[begin Given records]
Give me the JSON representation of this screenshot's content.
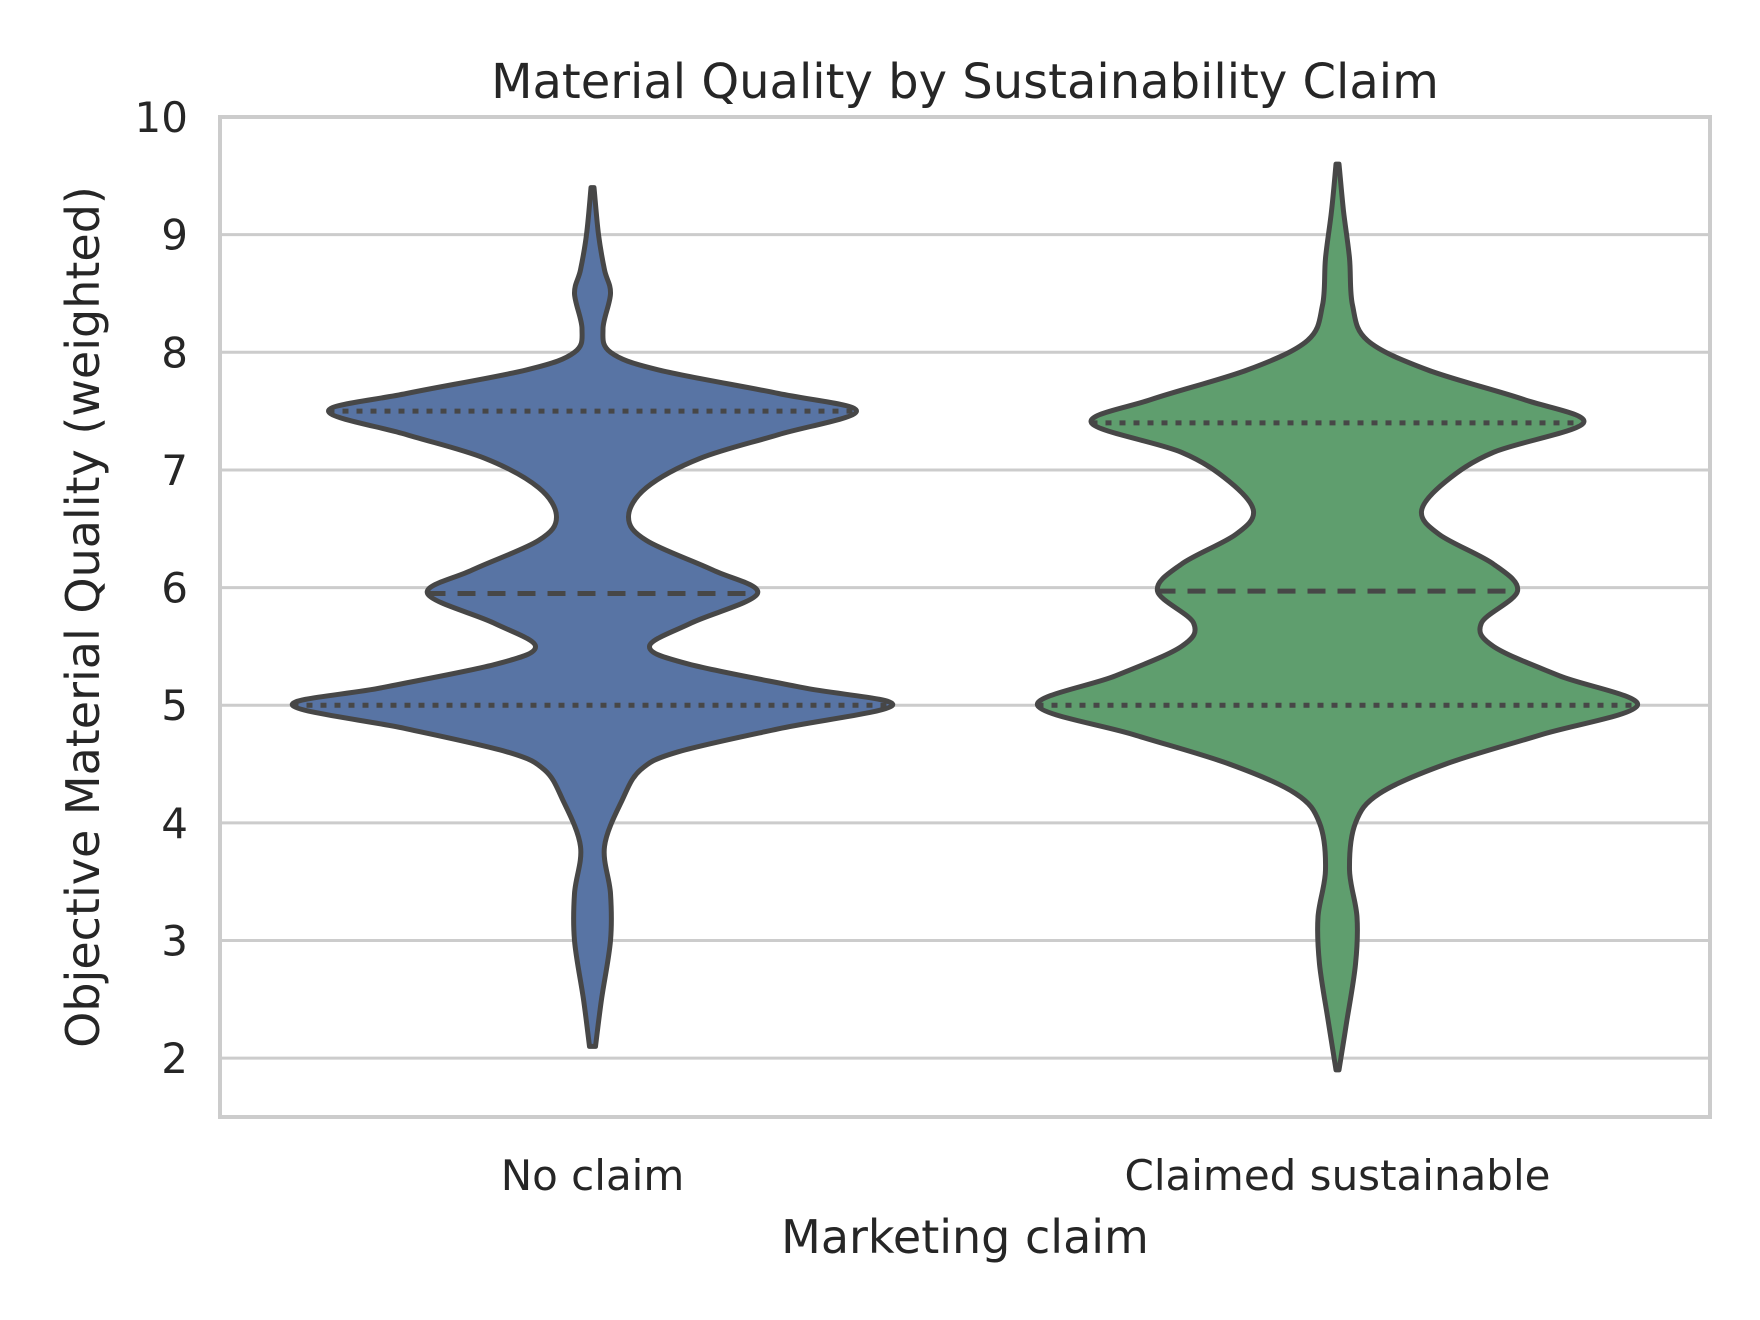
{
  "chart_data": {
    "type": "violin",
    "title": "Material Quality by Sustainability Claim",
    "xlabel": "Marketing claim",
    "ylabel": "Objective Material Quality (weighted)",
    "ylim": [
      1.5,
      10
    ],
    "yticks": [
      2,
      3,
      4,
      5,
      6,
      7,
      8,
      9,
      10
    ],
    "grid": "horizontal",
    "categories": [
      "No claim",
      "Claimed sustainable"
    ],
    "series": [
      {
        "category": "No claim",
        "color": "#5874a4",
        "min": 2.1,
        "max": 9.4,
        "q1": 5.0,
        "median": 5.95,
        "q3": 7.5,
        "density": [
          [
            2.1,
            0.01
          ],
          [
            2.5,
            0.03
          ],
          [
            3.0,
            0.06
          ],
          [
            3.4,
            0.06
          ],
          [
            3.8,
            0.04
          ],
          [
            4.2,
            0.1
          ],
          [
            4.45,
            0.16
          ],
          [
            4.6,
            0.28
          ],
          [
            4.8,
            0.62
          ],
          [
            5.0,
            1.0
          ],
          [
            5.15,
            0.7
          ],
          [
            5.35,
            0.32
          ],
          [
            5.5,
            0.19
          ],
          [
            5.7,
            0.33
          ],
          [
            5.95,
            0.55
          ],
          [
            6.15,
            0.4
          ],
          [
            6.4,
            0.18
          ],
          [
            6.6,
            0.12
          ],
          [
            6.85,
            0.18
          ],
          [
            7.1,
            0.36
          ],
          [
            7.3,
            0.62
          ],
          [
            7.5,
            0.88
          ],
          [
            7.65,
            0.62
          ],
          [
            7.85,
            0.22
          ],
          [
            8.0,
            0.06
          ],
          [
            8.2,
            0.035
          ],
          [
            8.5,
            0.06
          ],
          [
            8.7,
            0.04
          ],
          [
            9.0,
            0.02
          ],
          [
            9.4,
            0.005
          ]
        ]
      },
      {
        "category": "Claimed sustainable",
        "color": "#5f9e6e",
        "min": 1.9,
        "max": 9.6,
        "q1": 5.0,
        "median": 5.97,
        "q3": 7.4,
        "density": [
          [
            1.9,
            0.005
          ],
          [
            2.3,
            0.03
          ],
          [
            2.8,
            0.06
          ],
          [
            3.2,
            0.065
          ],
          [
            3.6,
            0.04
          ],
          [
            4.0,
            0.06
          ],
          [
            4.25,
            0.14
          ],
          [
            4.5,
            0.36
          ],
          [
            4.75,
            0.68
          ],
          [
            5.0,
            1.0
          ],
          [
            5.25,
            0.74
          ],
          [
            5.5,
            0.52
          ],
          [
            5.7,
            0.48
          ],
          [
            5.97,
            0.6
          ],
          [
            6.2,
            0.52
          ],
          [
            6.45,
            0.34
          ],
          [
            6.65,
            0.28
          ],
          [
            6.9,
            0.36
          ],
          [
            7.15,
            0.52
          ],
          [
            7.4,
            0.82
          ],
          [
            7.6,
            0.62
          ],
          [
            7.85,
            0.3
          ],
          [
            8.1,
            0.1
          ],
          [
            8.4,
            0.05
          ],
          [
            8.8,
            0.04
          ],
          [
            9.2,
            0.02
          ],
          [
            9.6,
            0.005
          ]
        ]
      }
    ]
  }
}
[end Given records]
[begin Given records]
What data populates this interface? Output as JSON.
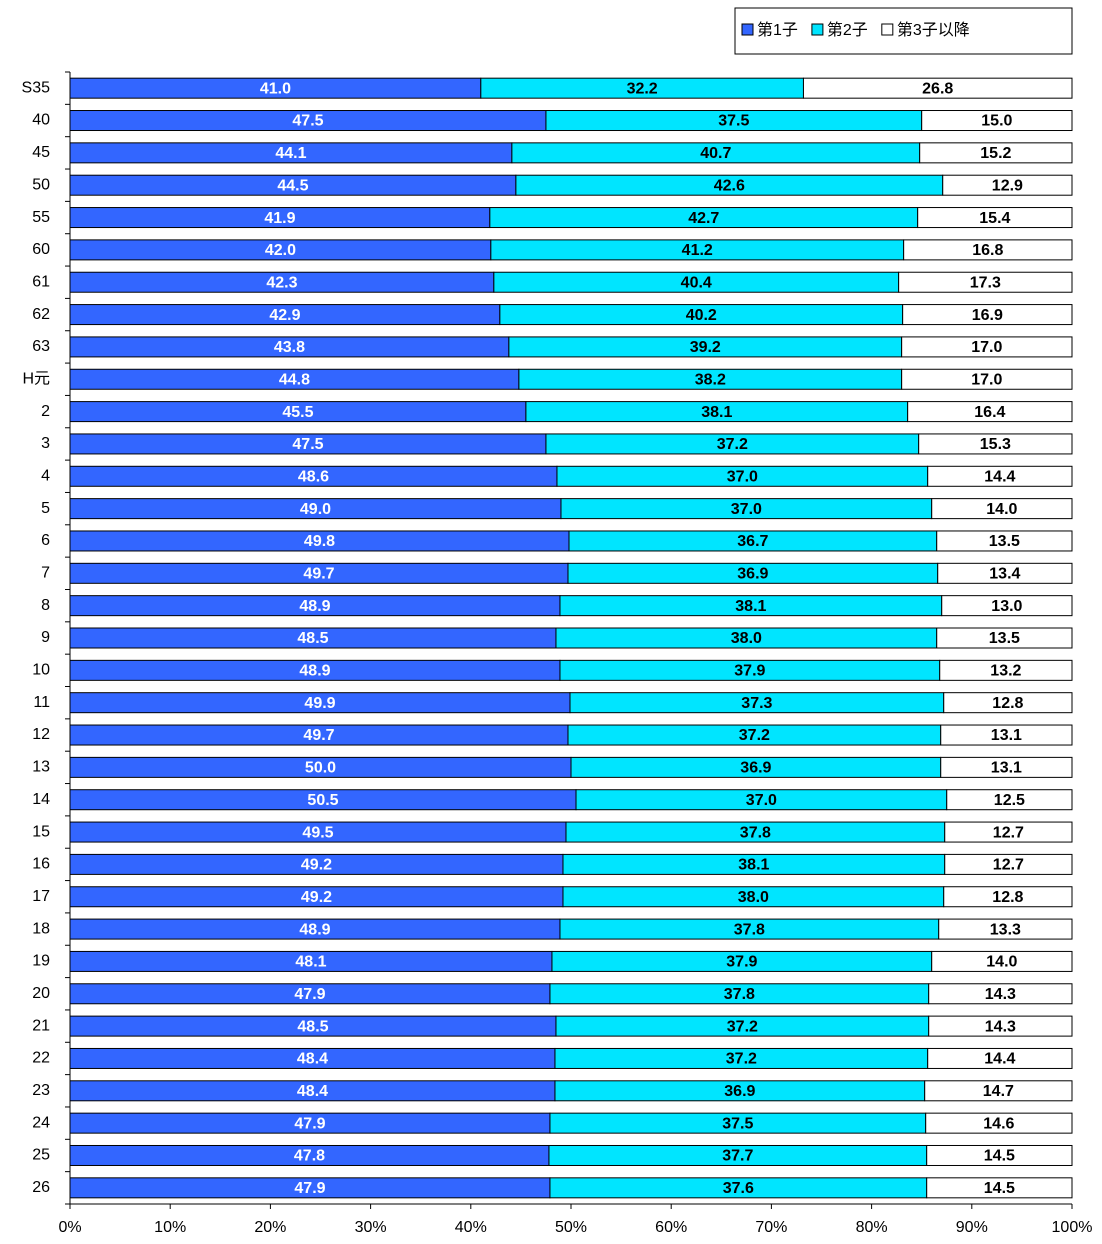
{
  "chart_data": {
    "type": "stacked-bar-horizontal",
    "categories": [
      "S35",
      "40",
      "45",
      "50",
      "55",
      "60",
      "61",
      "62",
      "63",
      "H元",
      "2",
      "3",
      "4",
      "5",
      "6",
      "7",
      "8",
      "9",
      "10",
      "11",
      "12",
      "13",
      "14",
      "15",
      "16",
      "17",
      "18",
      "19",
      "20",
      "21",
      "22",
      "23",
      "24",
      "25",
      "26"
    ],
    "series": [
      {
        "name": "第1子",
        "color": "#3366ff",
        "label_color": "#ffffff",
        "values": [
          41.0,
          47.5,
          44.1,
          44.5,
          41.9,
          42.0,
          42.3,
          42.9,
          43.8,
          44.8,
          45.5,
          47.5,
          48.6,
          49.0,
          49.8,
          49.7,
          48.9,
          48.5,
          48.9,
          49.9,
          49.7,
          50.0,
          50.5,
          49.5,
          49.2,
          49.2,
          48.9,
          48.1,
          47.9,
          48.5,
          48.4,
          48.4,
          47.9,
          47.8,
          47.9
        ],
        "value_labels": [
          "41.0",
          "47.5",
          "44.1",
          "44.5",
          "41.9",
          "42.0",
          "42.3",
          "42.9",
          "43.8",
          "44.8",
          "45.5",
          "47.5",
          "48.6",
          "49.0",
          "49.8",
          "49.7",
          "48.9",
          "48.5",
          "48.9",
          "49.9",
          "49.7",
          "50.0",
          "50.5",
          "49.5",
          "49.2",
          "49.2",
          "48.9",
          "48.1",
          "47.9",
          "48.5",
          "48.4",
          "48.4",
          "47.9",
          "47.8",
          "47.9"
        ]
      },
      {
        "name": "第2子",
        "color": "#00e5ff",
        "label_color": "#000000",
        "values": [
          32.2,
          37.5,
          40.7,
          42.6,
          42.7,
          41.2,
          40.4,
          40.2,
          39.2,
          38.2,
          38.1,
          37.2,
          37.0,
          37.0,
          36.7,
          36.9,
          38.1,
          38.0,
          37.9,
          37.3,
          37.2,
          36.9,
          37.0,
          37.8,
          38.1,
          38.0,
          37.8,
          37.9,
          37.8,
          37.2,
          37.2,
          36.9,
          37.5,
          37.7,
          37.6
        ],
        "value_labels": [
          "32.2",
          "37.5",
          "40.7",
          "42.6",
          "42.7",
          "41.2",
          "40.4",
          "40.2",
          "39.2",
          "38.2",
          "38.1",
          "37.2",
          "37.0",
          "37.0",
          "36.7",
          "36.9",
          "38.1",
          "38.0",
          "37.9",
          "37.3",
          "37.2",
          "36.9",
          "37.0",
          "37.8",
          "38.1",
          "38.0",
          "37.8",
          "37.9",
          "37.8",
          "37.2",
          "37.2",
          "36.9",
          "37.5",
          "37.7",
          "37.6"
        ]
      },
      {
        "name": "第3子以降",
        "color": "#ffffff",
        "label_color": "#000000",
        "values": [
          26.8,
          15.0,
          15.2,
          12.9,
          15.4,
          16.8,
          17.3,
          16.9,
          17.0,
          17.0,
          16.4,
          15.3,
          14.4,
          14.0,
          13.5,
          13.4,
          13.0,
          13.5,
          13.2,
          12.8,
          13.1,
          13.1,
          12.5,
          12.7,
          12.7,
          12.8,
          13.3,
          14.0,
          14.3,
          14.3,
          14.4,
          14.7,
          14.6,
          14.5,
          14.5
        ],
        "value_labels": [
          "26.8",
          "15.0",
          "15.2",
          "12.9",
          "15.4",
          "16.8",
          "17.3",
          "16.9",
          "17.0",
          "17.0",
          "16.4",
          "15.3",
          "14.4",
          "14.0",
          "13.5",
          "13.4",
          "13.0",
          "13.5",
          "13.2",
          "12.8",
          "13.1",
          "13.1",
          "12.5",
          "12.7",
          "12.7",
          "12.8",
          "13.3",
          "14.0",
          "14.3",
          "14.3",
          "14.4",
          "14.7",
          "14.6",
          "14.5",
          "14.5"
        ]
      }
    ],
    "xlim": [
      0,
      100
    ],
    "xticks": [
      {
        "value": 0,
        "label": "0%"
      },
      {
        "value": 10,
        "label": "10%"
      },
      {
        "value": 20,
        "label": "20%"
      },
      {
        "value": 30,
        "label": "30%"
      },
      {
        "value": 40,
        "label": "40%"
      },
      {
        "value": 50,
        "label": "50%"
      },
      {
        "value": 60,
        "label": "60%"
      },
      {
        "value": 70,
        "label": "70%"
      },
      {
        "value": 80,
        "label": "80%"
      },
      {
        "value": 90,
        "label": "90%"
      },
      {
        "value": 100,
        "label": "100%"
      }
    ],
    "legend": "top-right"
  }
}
[end Given records]
[begin Given records]
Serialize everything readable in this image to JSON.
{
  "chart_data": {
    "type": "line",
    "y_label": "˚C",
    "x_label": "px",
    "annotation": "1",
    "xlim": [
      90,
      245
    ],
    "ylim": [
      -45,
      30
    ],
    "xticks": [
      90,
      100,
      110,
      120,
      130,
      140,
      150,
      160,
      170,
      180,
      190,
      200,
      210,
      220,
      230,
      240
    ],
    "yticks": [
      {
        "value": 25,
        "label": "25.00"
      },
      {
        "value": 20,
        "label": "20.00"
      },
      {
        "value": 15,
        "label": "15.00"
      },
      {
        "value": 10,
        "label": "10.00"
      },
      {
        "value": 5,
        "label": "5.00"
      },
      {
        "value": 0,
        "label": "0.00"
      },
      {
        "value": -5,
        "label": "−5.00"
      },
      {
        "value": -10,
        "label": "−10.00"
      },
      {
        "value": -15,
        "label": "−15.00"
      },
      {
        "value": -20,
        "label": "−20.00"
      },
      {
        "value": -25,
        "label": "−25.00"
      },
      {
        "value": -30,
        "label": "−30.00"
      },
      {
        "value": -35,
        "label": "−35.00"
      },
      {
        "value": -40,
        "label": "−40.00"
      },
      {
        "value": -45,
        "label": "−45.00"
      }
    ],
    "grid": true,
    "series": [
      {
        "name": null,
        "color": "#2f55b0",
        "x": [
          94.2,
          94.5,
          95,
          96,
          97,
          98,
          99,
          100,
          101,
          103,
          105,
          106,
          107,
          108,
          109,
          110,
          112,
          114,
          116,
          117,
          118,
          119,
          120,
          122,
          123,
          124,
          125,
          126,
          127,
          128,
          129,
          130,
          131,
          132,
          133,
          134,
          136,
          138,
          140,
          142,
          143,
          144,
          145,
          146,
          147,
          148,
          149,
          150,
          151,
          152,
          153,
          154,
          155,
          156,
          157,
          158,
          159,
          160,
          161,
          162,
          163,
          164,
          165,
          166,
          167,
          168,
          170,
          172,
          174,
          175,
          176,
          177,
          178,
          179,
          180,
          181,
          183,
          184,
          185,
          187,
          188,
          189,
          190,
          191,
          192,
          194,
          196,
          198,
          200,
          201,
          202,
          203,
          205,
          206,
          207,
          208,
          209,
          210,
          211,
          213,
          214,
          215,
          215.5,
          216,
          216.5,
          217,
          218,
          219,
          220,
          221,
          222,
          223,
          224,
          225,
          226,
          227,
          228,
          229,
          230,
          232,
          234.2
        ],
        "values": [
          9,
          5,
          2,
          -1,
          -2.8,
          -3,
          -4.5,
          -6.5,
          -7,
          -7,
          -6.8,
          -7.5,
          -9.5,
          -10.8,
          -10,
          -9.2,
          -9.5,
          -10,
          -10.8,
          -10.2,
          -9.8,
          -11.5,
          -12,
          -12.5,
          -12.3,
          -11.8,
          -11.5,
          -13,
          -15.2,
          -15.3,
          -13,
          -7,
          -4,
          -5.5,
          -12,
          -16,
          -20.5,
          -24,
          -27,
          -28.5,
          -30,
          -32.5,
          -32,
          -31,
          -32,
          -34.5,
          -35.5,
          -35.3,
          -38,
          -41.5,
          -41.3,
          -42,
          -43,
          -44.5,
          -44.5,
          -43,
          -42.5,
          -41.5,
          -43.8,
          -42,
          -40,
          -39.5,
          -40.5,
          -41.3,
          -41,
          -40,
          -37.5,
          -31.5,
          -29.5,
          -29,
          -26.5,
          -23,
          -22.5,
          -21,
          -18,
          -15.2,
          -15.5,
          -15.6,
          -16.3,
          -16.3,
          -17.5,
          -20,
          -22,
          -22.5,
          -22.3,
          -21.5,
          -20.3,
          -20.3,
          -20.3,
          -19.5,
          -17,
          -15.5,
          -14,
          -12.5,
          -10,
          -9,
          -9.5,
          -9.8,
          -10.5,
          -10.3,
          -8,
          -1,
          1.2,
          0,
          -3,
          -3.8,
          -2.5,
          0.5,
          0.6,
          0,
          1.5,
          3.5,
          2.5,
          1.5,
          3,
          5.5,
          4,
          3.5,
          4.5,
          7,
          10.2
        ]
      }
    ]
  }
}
[end Given records]
* Aim of the exercise: Count how many lines hold the string "this" and give that number alone.

* Answer: 3